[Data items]
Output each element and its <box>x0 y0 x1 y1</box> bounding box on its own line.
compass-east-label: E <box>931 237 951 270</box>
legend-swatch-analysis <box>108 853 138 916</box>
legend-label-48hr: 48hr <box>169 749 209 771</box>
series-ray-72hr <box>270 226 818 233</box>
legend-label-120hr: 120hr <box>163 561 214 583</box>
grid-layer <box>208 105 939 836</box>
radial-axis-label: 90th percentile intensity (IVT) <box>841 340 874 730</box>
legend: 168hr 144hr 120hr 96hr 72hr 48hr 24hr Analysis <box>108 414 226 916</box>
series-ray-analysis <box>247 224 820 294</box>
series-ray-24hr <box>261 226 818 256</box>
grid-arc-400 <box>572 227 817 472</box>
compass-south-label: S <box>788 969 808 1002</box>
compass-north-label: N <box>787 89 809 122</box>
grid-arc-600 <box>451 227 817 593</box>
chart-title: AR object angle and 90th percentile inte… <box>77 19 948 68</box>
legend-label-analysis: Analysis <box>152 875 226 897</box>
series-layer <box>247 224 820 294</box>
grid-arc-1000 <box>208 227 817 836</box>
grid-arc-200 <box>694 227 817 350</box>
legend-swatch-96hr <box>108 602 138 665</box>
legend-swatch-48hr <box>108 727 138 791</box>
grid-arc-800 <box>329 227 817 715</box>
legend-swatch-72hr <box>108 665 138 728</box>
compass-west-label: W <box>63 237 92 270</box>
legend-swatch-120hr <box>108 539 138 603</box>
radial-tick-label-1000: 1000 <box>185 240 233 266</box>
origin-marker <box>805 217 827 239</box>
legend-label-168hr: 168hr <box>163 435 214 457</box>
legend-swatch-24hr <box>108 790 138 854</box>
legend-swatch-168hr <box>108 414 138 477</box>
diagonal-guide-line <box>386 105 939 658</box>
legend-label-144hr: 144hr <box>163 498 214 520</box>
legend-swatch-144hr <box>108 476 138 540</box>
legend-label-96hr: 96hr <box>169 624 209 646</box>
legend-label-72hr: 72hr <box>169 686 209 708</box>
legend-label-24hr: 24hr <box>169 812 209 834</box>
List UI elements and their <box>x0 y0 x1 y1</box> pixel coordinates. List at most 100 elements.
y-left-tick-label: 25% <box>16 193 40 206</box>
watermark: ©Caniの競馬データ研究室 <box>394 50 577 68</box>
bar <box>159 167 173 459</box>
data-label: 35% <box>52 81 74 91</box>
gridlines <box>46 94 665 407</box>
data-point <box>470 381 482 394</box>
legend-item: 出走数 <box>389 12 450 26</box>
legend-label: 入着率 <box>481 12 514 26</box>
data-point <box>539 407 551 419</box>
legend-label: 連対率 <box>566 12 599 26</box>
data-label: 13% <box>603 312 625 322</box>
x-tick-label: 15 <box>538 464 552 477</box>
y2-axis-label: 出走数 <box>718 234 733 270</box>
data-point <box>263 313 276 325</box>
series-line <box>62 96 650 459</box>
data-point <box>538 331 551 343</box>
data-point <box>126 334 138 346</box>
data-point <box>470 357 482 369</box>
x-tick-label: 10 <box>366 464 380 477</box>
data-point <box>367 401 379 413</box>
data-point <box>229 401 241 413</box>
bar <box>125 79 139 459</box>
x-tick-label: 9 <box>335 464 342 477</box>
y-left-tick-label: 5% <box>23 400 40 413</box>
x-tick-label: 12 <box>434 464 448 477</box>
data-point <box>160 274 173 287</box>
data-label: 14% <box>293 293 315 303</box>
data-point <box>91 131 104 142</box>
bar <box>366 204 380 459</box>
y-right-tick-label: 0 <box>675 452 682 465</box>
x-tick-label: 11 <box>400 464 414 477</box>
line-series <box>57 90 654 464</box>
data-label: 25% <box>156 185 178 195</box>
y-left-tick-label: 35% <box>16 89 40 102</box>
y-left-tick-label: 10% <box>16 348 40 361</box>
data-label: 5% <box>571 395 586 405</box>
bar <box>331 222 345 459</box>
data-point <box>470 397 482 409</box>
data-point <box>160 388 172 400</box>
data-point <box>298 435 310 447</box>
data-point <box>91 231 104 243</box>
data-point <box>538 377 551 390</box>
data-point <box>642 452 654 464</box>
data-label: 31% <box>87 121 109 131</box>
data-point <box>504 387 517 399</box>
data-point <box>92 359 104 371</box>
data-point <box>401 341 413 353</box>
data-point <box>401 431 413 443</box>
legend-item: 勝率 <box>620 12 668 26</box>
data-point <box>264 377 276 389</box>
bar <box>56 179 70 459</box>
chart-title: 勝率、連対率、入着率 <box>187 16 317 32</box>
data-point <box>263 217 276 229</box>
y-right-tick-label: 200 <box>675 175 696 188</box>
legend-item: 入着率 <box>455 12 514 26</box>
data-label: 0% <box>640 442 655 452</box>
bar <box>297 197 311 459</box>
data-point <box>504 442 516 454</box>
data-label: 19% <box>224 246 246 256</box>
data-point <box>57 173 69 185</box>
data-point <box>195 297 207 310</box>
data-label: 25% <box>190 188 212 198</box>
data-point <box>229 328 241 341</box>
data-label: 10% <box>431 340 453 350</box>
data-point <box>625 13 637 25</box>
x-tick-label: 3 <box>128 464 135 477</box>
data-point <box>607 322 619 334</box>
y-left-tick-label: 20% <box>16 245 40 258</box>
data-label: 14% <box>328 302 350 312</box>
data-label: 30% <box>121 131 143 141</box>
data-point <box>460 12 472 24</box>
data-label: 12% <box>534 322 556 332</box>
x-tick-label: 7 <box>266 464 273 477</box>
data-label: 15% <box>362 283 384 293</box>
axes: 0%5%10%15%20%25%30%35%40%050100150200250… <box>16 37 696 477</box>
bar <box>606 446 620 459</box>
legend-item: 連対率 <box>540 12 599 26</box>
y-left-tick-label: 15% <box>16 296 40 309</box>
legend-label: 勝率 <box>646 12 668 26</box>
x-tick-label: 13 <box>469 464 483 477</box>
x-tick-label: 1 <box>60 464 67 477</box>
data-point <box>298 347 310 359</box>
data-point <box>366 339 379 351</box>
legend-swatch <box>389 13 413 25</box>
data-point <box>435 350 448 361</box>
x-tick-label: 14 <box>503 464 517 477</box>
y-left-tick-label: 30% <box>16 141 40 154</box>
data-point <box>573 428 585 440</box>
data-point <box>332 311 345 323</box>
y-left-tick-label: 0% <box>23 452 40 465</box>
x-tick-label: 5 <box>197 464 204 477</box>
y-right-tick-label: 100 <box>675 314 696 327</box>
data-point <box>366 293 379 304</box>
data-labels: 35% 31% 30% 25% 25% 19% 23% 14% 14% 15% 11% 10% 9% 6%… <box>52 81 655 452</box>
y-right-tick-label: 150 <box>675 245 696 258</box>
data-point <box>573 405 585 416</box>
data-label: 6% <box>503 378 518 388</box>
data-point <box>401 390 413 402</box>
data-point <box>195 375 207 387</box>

> **The task**:
Repeat every line of the items above word for word, in the same order.

> **Correct response**:
Output each element and its <box>x0 y0 x1 y1</box> bounding box on its own line.
compass-east-label: E <box>931 237 951 270</box>
legend-swatch-analysis <box>108 853 138 916</box>
legend-label-48hr: 48hr <box>169 749 209 771</box>
series-ray-72hr <box>270 226 818 233</box>
legend-label-120hr: 120hr <box>163 561 214 583</box>
grid-layer <box>208 105 939 836</box>
radial-axis-label: 90th percentile intensity (IVT) <box>841 340 874 730</box>
legend: 168hr 144hr 120hr 96hr 72hr 48hr 24hr Analysis <box>108 414 226 916</box>
series-ray-analysis <box>247 224 820 294</box>
series-ray-24hr <box>261 226 818 256</box>
grid-arc-400 <box>572 227 817 472</box>
compass-south-label: S <box>788 969 808 1002</box>
compass-north-label: N <box>787 89 809 122</box>
grid-arc-600 <box>451 227 817 593</box>
chart-title: AR object angle and 90th percentile inte… <box>77 19 948 68</box>
legend-label-analysis: Analysis <box>152 875 226 897</box>
series-layer <box>247 224 820 294</box>
grid-arc-1000 <box>208 227 817 836</box>
grid-arc-200 <box>694 227 817 350</box>
legend-swatch-96hr <box>108 602 138 665</box>
legend-swatch-48hr <box>108 727 138 791</box>
grid-arc-800 <box>329 227 817 715</box>
legend-swatch-72hr <box>108 665 138 728</box>
compass-west-label: W <box>63 237 92 270</box>
legend-swatch-120hr <box>108 539 138 603</box>
radial-tick-label-1000: 1000 <box>185 240 233 266</box>
origin-marker <box>805 217 827 239</box>
legend-label-168hr: 168hr <box>163 435 214 457</box>
legend-swatch-24hr <box>108 790 138 854</box>
legend-swatch-168hr <box>108 414 138 477</box>
diagonal-guide-line <box>386 105 939 658</box>
legend-label-144hr: 144hr <box>163 498 214 520</box>
legend-swatch-144hr <box>108 476 138 540</box>
legend-label-96hr: 96hr <box>169 624 209 646</box>
legend-label-72hr: 72hr <box>169 686 209 708</box>
legend-label-24hr: 24hr <box>169 812 209 834</box>
List UI elements and their <box>x0 y0 x1 y1</box> pixel coordinates. List at most 100 elements.
y-left-tick-label: 25% <box>16 193 40 206</box>
watermark: ©Caniの競馬データ研究室 <box>394 50 577 68</box>
bar <box>159 167 173 459</box>
data-label: 35% <box>52 81 74 91</box>
gridlines <box>46 94 665 407</box>
data-point <box>470 381 482 394</box>
legend-item: 出走数 <box>389 12 450 26</box>
legend-label: 入着率 <box>481 12 514 26</box>
data-point <box>539 407 551 419</box>
legend-label: 連対率 <box>566 12 599 26</box>
data-label: 13% <box>603 312 625 322</box>
x-tick-label: 15 <box>538 464 552 477</box>
y2-axis-label: 出走数 <box>718 234 733 270</box>
data-point <box>263 313 276 325</box>
series-line <box>62 96 650 459</box>
data-point <box>538 331 551 343</box>
data-point <box>126 334 138 346</box>
data-point <box>470 357 482 369</box>
x-tick-label: 10 <box>366 464 380 477</box>
data-point <box>367 401 379 413</box>
data-point <box>229 401 241 413</box>
bar <box>125 79 139 459</box>
x-tick-label: 9 <box>335 464 342 477</box>
y-left-tick-label: 5% <box>23 400 40 413</box>
x-tick-label: 12 <box>434 464 448 477</box>
data-point <box>160 274 173 287</box>
data-label: 14% <box>293 293 315 303</box>
data-point <box>91 131 104 142</box>
bar <box>366 204 380 459</box>
y-right-tick-label: 0 <box>675 452 682 465</box>
x-tick-label: 11 <box>400 464 414 477</box>
line-series <box>57 90 654 464</box>
data-label: 25% <box>156 185 178 195</box>
y-left-tick-label: 35% <box>16 89 40 102</box>
y-left-tick-label: 10% <box>16 348 40 361</box>
data-label: 5% <box>571 395 586 405</box>
bar <box>331 222 345 459</box>
data-point <box>470 397 482 409</box>
data-point <box>160 388 172 400</box>
data-point <box>298 435 310 447</box>
data-point <box>91 231 104 243</box>
data-point <box>538 377 551 390</box>
data-point <box>642 452 654 464</box>
data-label: 31% <box>87 121 109 131</box>
data-point <box>504 387 517 399</box>
data-point <box>92 359 104 371</box>
data-point <box>401 341 413 353</box>
data-point <box>401 431 413 443</box>
legend-item: 勝率 <box>620 12 668 26</box>
data-point <box>264 377 276 389</box>
bar <box>56 179 70 459</box>
chart-title: 勝率、連対率、入着率 <box>187 16 317 32</box>
data-point <box>263 217 276 229</box>
y-right-tick-label: 200 <box>675 175 696 188</box>
legend-item: 入着率 <box>455 12 514 26</box>
data-label: 0% <box>640 442 655 452</box>
bar <box>297 197 311 459</box>
data-point <box>504 442 516 454</box>
data-label: 19% <box>224 246 246 256</box>
data-point <box>57 173 69 185</box>
data-point <box>195 297 207 310</box>
data-label: 25% <box>190 188 212 198</box>
data-point <box>229 328 241 341</box>
data-label: 10% <box>431 340 453 350</box>
data-point <box>625 13 637 25</box>
x-tick-label: 3 <box>128 464 135 477</box>
data-point <box>607 322 619 334</box>
y-left-tick-label: 20% <box>16 245 40 258</box>
data-label: 14% <box>328 302 350 312</box>
data-label: 30% <box>121 131 143 141</box>
data-point <box>460 12 472 24</box>
data-label: 12% <box>534 322 556 332</box>
x-tick-label: 7 <box>266 464 273 477</box>
data-label: 15% <box>362 283 384 293</box>
axes: 0%5%10%15%20%25%30%35%40%050100150200250… <box>16 37 696 477</box>
bar <box>606 446 620 459</box>
legend-item: 連対率 <box>540 12 599 26</box>
y-left-tick-label: 15% <box>16 296 40 309</box>
legend-label: 勝率 <box>646 12 668 26</box>
x-tick-label: 13 <box>469 464 483 477</box>
x-tick-label: 1 <box>60 464 67 477</box>
data-point <box>298 347 310 359</box>
data-point <box>366 339 379 351</box>
legend-swatch <box>389 13 413 25</box>
data-point <box>435 350 448 361</box>
x-tick-label: 14 <box>503 464 517 477</box>
y-left-tick-label: 30% <box>16 141 40 154</box>
data-point <box>573 428 585 440</box>
data-point <box>332 311 345 323</box>
y-left-tick-label: 0% <box>23 452 40 465</box>
x-tick-label: 5 <box>197 464 204 477</box>
y-right-tick-label: 100 <box>675 314 696 327</box>
data-point <box>366 293 379 304</box>
data-labels: 35% 31% 30% 25% 25% 19% 23% 14% 14% 15% 11% 10% 9% 6%… <box>52 81 655 452</box>
y-right-tick-label: 150 <box>675 245 696 258</box>
data-point <box>573 405 585 416</box>
data-label: 6% <box>503 378 518 388</box>
data-point <box>401 390 413 402</box>
data-point <box>195 375 207 387</box>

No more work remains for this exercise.